======== GIVEN RECORDS

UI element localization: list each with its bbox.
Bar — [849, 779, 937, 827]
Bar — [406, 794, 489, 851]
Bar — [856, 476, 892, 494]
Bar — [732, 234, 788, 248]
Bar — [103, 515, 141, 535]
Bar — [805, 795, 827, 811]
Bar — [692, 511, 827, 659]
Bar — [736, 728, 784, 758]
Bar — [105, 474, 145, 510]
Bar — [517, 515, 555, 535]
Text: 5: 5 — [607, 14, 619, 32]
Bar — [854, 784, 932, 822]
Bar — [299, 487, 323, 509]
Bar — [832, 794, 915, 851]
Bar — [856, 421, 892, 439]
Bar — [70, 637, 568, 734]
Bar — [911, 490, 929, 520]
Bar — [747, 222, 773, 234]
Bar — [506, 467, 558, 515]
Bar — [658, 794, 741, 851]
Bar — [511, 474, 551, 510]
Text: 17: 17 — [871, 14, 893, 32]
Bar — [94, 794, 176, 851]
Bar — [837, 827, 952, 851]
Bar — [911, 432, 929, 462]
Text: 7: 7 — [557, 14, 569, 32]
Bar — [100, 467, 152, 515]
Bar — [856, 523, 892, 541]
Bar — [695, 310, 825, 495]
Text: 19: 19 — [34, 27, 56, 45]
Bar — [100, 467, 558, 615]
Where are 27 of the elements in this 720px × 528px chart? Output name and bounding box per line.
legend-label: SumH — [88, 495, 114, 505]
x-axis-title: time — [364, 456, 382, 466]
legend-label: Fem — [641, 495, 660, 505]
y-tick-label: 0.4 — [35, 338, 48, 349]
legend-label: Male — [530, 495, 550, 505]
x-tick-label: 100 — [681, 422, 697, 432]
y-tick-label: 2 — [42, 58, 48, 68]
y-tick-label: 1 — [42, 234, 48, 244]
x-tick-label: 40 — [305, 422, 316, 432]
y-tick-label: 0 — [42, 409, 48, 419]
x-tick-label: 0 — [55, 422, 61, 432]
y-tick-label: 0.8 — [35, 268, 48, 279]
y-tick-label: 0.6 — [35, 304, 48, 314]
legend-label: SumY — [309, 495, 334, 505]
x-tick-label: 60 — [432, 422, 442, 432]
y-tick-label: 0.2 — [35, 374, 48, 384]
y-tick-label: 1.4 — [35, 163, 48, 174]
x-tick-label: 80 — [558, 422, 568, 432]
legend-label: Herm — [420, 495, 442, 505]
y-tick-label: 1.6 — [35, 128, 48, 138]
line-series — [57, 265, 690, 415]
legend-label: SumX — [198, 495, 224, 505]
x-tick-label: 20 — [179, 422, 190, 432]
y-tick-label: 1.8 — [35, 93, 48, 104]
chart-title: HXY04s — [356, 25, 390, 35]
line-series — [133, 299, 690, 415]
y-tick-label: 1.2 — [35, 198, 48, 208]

================

EXERCISE AIM
Rewrite the material above, starting at its first line and ending at the line containing "legend-label: SumH — [88, 495, 114, 505]", with every "Bar" changed to "Rectangle" and nothing else altered.

RESPONSE TO THIS TASK
UI element localization: list each with its bbox.
Rectangle — [849, 779, 937, 827]
Rectangle — [406, 794, 489, 851]
Rectangle — [856, 476, 892, 494]
Rectangle — [732, 234, 788, 248]
Rectangle — [103, 515, 141, 535]
Rectangle — [805, 795, 827, 811]
Rectangle — [692, 511, 827, 659]
Rectangle — [736, 728, 784, 758]
Rectangle — [105, 474, 145, 510]
Rectangle — [517, 515, 555, 535]
Text: 5: 5 — [607, 14, 619, 32]
Rectangle — [854, 784, 932, 822]
Rectangle — [299, 487, 323, 509]
Rectangle — [832, 794, 915, 851]
Rectangle — [856, 421, 892, 439]
Rectangle — [70, 637, 568, 734]
Rectangle — [911, 490, 929, 520]
Rectangle — [747, 222, 773, 234]
Rectangle — [506, 467, 558, 515]
Rectangle — [658, 794, 741, 851]
Rectangle — [511, 474, 551, 510]
Text: 17: 17 — [871, 14, 893, 32]
Rectangle — [94, 794, 176, 851]
Rectangle — [837, 827, 952, 851]
Rectangle — [911, 432, 929, 462]
Text: 7: 7 — [557, 14, 569, 32]
Rectangle — [100, 467, 152, 515]
Rectangle — [856, 523, 892, 541]
Rectangle — [695, 310, 825, 495]
Text: 19: 19 — [34, 27, 56, 45]
Rectangle — [100, 467, 558, 615]
Where are 27 of the elements in this 720px × 528px chart? Output name and bounding box per line.
legend-label: SumH — [88, 495, 114, 505]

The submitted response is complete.